**Given exercise**
Locate the word "volume" in the material, then show every line that holds it.

**Provided material**
++++++

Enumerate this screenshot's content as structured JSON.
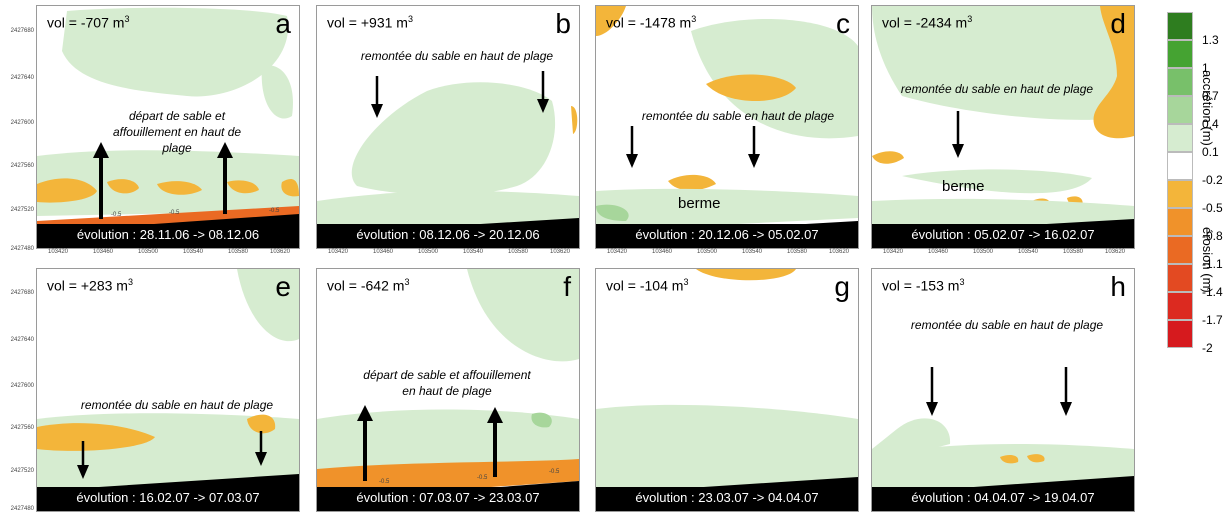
{
  "chart_data": {
    "type": "heatmap",
    "colorbar": {
      "ticks": [
        "1.3",
        "1",
        "0.7",
        "0.4",
        "0.1",
        "-0.2",
        "-0.5",
        "-0.8",
        "-1.1",
        "-1.4",
        "-1.7",
        "-2"
      ],
      "colors": [
        "#2e7d1f",
        "#45a332",
        "#78c06a",
        "#a7d69b",
        "#d6ecd0",
        "#ffffff",
        "#f3b53a",
        "#f0922a",
        "#ea6a23",
        "#e34a22",
        "#dc2a20",
        "#d61a1e"
      ],
      "label_accretion": "accrétion (m)",
      "label_erosion": "érosion (m)"
    },
    "y_ticks": [
      "2427680",
      "2427640",
      "2427600",
      "2427560",
      "2427520",
      "2427480"
    ],
    "x_ticks": [
      "103420",
      "103460",
      "103500",
      "103540",
      "103580",
      "103620"
    ],
    "panels": [
      {
        "letter": "a",
        "volume": -707,
        "vol_text": "vol = -707 m",
        "unit_sup": "3",
        "period": "évolution : 28.11.06 -> 08.12.06",
        "annotation": "départ de sable et affouillement en haut de plage",
        "berme": "",
        "contour_labels": [
          "-0.5",
          "-0.5",
          "-0.5"
        ]
      },
      {
        "letter": "b",
        "volume": 931,
        "vol_text": "vol = +931 m",
        "unit_sup": "3",
        "period": "évolution : 08.12.06 -> 20.12.06",
        "annotation": "remontée du sable en haut de plage",
        "berme": ""
      },
      {
        "letter": "c",
        "volume": -1478,
        "vol_text": "vol = -1478 m",
        "unit_sup": "3",
        "period": "évolution : 20.12.06 -> 05.02.07",
        "annotation": "remontée du sable en haut de plage",
        "berme": "berme"
      },
      {
        "letter": "d",
        "volume": -2434,
        "vol_text": "vol = -2434 m",
        "unit_sup": "3",
        "period": "évolution : 05.02.07 -> 16.02.07",
        "annotation": "remontée du sable en haut de plage",
        "berme": "berme"
      },
      {
        "letter": "e",
        "volume": 283,
        "vol_text": "vol = +283 m",
        "unit_sup": "3",
        "period": "évolution : 16.02.07 -> 07.03.07",
        "annotation": "remontée du sable en haut de plage",
        "berme": ""
      },
      {
        "letter": "f",
        "volume": -642,
        "vol_text": "vol = -642 m",
        "unit_sup": "3",
        "period": "évolution : 07.03.07 -> 23.03.07",
        "annotation": "départ de sable et affouillement en haut de plage",
        "berme": "",
        "contour_labels": [
          "-0.5",
          "-0.5",
          "-0.5"
        ]
      },
      {
        "letter": "g",
        "volume": -104,
        "vol_text": "vol = -104 m",
        "unit_sup": "3",
        "period": "évolution : 23.03.07 -> 04.04.07",
        "annotation": "",
        "berme": ""
      },
      {
        "letter": "h",
        "volume": -153,
        "vol_text": "vol = -153 m",
        "unit_sup": "3",
        "period": "évolution : 04.04.07 -> 19.04.07",
        "annotation": "remontée du sable en haut de plage",
        "berme": ""
      }
    ]
  }
}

++++++

**Complete answer**
        "volume": -707,
        "volume": 931,
        "volume": -1478,
        "volume": -2434,
        "volume": 283,
        "volume": -642,
        "volume": -104,
        "volume": -153,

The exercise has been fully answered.